§ Work required:
Rewrite all of the material below with every "y-tick-label" changed to "y-axis-label" and everything else left as it is.

** Begin Dataset rows **

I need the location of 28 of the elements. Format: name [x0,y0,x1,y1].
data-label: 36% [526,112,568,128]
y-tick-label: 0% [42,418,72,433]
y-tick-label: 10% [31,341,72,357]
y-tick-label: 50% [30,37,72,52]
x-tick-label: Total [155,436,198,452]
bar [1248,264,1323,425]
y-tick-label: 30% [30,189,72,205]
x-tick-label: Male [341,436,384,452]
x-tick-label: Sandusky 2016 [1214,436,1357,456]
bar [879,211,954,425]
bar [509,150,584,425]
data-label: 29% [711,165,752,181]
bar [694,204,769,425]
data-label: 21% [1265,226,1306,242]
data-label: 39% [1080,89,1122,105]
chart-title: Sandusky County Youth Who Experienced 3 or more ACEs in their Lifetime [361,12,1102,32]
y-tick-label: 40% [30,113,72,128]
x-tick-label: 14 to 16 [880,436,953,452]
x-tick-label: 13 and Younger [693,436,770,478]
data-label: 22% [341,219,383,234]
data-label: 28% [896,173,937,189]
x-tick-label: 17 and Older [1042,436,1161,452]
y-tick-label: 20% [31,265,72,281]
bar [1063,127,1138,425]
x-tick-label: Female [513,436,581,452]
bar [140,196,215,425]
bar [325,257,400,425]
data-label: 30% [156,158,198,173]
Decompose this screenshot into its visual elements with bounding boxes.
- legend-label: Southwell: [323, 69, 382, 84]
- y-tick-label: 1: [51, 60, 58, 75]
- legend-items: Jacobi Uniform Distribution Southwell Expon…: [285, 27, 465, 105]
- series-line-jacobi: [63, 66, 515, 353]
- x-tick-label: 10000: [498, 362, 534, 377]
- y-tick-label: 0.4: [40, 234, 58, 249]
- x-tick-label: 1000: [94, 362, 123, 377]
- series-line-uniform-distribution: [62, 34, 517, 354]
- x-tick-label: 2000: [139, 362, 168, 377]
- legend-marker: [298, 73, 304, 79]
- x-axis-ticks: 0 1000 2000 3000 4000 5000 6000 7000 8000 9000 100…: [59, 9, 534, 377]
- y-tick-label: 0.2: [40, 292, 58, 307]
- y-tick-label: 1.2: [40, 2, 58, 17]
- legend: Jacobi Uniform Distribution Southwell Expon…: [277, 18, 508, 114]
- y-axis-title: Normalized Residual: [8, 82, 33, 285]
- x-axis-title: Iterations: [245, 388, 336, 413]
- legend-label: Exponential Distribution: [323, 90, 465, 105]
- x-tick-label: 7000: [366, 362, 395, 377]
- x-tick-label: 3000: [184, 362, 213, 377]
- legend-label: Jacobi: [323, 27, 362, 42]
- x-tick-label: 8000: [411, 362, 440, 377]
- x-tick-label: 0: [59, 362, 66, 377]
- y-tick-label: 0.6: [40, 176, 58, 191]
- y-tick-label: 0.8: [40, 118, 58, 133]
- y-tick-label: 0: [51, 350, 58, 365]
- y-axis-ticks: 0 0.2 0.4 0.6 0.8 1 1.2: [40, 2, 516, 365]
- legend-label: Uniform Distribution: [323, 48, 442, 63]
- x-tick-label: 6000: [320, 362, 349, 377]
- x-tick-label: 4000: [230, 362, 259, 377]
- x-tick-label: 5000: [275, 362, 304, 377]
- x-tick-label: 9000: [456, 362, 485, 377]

** End Dataset rows **

§ The reply:
I need the location of 28 of the elements. Format: name [x0,y0,x1,y1].
data-label: 36% [526,112,568,128]
y-axis-label: 0% [42,418,72,433]
y-axis-label: 10% [31,341,72,357]
y-axis-label: 50% [30,37,72,52]
x-tick-label: Total [155,436,198,452]
bar [1248,264,1323,425]
y-axis-label: 30% [30,189,72,205]
x-tick-label: Male [341,436,384,452]
x-tick-label: Sandusky 2016 [1214,436,1357,456]
bar [879,211,954,425]
bar [509,150,584,425]
data-label: 29% [711,165,752,181]
bar [694,204,769,425]
data-label: 21% [1265,226,1306,242]
data-label: 39% [1080,89,1122,105]
chart-title: Sandusky County Youth Who Experienced 3 or more ACEs in their Lifetime [361,12,1102,32]
y-axis-label: 40% [30,113,72,128]
x-tick-label: 14 to 16 [880,436,953,452]
x-tick-label: 13 and Younger [693,436,770,478]
data-label: 22% [341,219,383,234]
data-label: 28% [896,173,937,189]
x-tick-label: 17 and Older [1042,436,1161,452]
y-axis-label: 20% [31,265,72,281]
bar [1063,127,1138,425]
x-tick-label: Female [513,436,581,452]
bar [140,196,215,425]
bar [325,257,400,425]
data-label: 30% [156,158,198,173]
Decompose this screenshot into its visual elements with bounding boxes.
- legend-label: Southwell: [323, 69, 382, 84]
- y-axis-label: 1: [51, 60, 58, 75]
- legend-items: Jacobi Uniform Distribution Southwell Expon…: [285, 27, 465, 105]
- series-line-jacobi: [63, 66, 515, 353]
- x-tick-label: 10000: [498, 362, 534, 377]
- y-axis-label: 0.4: [40, 234, 58, 249]
- x-tick-label: 1000: [94, 362, 123, 377]
- series-line-uniform-distribution: [62, 34, 517, 354]
- x-tick-label: 2000: [139, 362, 168, 377]
- legend-marker: [298, 73, 304, 79]
- x-axis-ticks: 0 1000 2000 3000 4000 5000 6000 7000 8000 9000 100…: [59, 9, 534, 377]
- y-axis-label: 0.2: [40, 292, 58, 307]
- y-axis-label: 1.2: [40, 2, 58, 17]
- legend: Jacobi Uniform Distribution Southwell Expon…: [277, 18, 508, 114]
- y-axis-title: Normalized Residual: [8, 82, 33, 285]
- x-axis-title: Iterations: [245, 388, 336, 413]
- legend-label: Exponential Distribution: [323, 90, 465, 105]
- x-tick-label: 7000: [366, 362, 395, 377]
- x-tick-label: 3000: [184, 362, 213, 377]
- legend-label: Jacobi: [323, 27, 362, 42]
- x-tick-label: 8000: [411, 362, 440, 377]
- x-tick-label: 0: [59, 362, 66, 377]
- y-axis-label: 0.6: [40, 176, 58, 191]
- y-axis-label: 0.8: [40, 118, 58, 133]
- y-axis-label: 0: [51, 350, 58, 365]
- y-axis-ticks: 0 0.2 0.4 0.6 0.8 1 1.2: [40, 2, 516, 365]
- legend-label: Uniform Distribution: [323, 48, 442, 63]
- x-tick-label: 6000: [320, 362, 349, 377]
- x-tick-label: 4000: [230, 362, 259, 377]
- x-tick-label: 5000: [275, 362, 304, 377]
- x-tick-label: 9000: [456, 362, 485, 377]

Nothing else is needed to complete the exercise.